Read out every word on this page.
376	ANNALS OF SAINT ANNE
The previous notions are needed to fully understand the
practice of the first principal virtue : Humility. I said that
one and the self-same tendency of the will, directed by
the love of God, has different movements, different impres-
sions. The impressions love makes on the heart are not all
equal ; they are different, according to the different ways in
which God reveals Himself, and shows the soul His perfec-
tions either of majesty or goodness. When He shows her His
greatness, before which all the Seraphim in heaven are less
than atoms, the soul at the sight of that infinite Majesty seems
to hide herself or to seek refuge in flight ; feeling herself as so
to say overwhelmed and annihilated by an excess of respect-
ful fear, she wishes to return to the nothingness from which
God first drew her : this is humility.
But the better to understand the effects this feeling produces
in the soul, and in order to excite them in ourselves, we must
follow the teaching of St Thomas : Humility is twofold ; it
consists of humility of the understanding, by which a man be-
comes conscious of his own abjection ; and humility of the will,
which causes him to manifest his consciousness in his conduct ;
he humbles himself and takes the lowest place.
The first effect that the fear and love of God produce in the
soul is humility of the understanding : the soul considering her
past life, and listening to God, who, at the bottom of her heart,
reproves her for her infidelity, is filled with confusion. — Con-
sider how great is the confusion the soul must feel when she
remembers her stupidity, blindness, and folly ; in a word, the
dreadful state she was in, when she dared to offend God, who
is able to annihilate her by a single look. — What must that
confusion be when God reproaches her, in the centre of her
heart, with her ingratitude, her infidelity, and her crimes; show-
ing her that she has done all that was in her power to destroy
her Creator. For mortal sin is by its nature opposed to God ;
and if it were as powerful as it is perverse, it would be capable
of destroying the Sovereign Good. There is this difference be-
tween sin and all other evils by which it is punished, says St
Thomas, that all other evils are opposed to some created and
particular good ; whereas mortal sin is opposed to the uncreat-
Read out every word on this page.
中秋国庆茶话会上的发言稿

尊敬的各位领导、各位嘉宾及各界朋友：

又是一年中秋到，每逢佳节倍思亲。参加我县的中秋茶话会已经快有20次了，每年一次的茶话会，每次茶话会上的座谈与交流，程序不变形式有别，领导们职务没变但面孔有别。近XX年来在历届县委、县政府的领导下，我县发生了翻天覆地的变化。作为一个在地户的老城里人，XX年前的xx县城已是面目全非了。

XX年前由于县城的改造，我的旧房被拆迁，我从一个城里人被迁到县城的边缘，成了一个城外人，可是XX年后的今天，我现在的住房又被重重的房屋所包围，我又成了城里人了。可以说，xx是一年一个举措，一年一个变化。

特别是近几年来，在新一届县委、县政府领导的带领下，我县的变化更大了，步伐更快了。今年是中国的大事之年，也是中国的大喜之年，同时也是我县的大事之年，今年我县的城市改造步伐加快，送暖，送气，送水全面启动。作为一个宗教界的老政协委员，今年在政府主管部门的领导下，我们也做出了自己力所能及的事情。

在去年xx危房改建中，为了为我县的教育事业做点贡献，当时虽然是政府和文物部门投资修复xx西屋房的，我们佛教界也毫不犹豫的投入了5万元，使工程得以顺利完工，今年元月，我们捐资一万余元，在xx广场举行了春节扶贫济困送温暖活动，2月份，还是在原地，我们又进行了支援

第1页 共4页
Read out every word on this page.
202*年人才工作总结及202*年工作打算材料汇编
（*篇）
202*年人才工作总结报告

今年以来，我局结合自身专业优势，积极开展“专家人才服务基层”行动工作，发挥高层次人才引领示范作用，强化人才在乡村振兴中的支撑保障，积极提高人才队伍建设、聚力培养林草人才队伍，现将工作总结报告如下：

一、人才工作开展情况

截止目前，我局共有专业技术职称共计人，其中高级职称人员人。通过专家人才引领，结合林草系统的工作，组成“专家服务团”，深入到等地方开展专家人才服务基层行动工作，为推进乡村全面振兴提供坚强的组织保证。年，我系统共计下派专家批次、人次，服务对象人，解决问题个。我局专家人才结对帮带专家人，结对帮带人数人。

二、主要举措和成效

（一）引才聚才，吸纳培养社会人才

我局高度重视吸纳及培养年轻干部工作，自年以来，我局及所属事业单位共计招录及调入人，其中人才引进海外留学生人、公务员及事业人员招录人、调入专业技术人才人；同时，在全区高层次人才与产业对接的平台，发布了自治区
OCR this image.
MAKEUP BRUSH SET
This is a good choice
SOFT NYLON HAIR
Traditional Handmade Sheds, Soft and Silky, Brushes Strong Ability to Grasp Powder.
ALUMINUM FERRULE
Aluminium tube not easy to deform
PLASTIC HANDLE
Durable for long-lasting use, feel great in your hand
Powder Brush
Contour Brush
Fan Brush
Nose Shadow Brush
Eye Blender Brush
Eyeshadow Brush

**Challenge:**
In the listing, find each line with the string "fear" and copy it.

**Solution to the exercise:**
ful fear, she wishes to return to the nothingness from which
The first effect that the fear and love of God produce in the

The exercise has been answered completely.